◆ Figure collection entries ◆
• • • • • • •
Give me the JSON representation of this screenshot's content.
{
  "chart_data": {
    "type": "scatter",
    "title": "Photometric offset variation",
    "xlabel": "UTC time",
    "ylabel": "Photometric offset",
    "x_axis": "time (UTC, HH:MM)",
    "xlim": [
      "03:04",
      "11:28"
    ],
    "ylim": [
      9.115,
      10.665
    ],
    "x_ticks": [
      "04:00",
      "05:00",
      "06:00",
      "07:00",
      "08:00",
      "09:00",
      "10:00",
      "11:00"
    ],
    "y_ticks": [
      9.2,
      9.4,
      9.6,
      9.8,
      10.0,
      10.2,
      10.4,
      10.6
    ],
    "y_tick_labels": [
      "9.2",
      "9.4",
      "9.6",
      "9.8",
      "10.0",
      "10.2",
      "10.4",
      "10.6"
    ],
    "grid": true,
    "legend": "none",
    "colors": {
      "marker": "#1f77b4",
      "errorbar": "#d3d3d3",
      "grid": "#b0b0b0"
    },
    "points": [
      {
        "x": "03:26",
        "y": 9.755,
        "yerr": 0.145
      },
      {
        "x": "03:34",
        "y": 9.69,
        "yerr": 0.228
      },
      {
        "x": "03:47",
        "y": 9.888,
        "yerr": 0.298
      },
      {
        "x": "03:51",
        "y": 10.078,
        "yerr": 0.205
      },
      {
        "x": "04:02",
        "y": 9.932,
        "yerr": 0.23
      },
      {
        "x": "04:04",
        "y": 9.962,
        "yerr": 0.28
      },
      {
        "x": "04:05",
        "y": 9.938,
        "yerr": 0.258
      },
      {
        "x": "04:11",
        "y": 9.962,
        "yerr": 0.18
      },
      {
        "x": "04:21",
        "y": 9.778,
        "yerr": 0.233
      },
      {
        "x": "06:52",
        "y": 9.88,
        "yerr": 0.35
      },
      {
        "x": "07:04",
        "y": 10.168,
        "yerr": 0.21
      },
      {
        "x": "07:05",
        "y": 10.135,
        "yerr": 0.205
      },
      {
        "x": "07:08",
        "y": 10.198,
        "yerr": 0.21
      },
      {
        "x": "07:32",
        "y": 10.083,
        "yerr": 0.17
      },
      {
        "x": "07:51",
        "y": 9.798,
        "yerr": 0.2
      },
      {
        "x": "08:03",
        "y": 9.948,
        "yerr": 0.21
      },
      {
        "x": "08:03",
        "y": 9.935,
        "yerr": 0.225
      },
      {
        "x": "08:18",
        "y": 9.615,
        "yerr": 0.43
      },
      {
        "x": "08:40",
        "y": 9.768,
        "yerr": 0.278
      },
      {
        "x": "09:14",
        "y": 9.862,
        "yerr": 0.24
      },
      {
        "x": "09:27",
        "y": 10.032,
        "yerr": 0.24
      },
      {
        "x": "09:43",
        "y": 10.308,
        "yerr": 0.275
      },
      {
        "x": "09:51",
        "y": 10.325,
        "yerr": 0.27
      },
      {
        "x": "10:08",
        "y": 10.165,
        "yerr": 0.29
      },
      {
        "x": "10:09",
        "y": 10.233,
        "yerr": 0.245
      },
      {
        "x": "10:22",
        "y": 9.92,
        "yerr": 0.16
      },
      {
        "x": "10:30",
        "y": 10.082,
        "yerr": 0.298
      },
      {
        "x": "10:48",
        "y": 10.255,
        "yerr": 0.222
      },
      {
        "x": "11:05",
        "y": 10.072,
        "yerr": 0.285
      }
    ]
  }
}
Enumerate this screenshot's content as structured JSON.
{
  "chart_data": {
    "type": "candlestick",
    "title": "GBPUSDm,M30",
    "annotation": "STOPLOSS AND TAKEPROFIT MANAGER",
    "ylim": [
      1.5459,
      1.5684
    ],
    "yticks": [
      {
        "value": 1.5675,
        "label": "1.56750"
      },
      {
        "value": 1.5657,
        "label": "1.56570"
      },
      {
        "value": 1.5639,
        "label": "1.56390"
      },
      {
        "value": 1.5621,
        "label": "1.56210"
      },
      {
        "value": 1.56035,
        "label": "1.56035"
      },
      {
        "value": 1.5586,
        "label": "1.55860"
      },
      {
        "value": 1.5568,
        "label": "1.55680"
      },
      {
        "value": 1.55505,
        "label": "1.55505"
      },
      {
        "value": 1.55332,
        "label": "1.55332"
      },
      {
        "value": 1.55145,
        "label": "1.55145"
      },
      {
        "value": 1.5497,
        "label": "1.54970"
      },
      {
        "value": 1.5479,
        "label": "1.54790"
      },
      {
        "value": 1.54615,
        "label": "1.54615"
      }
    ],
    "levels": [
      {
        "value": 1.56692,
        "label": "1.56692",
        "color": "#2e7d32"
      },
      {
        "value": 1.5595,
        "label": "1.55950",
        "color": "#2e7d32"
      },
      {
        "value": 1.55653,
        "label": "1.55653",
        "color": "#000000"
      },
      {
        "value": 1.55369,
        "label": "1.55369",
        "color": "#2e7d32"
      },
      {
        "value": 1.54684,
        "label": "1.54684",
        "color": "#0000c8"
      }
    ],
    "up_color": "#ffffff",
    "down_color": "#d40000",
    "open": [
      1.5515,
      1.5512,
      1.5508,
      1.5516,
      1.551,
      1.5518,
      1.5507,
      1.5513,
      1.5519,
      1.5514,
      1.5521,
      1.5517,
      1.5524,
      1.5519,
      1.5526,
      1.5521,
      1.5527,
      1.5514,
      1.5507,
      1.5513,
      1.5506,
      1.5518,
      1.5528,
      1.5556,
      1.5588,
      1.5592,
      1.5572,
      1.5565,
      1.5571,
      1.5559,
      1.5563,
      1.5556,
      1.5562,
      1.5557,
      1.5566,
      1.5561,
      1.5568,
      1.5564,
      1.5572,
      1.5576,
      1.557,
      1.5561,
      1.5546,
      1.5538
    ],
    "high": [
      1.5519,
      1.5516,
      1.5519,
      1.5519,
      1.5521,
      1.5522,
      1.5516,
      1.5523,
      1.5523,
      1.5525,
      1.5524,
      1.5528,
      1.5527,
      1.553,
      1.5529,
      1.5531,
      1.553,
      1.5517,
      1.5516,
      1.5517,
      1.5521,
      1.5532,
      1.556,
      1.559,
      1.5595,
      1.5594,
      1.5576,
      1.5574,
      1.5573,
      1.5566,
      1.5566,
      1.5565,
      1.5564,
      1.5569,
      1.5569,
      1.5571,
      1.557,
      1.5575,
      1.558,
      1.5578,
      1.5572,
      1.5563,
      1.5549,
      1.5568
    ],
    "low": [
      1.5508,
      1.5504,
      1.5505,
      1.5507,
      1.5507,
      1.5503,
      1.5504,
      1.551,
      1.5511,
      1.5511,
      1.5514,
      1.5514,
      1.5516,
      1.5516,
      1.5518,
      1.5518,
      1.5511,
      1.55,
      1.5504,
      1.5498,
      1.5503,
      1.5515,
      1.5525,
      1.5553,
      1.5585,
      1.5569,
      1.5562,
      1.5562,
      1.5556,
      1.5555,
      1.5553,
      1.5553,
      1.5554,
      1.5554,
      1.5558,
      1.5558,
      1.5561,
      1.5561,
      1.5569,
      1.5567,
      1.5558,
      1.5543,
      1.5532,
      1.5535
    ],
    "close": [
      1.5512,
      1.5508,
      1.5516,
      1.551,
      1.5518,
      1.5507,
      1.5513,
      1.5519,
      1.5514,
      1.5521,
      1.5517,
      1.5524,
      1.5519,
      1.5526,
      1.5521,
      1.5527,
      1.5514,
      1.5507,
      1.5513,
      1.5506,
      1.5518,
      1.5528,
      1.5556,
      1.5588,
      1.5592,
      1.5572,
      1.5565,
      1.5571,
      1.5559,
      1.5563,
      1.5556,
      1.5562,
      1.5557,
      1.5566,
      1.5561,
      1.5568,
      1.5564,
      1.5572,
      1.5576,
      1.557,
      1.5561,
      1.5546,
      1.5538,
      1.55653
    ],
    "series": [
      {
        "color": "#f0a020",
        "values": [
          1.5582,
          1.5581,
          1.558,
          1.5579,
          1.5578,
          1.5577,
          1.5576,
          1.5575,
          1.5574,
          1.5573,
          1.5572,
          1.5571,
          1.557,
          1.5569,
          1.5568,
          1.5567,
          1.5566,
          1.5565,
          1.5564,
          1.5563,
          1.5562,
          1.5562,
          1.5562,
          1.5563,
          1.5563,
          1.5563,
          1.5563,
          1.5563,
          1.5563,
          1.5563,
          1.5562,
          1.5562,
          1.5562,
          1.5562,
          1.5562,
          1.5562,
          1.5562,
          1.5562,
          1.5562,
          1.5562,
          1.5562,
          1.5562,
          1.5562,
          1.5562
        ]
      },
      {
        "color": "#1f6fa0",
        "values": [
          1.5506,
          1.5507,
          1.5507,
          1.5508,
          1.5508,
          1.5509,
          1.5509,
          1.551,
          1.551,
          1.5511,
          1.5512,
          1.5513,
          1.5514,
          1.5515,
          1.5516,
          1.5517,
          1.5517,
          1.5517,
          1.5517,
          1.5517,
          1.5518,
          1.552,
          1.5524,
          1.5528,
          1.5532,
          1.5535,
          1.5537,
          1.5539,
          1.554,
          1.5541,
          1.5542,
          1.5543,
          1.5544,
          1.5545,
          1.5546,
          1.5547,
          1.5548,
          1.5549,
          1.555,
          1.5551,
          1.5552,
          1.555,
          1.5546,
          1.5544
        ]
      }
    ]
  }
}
• • • • • • •
◆ What is being asked ◆
How many of the lines above hold "offset"? Answer with only the number.

◆ Worked solution ◆
2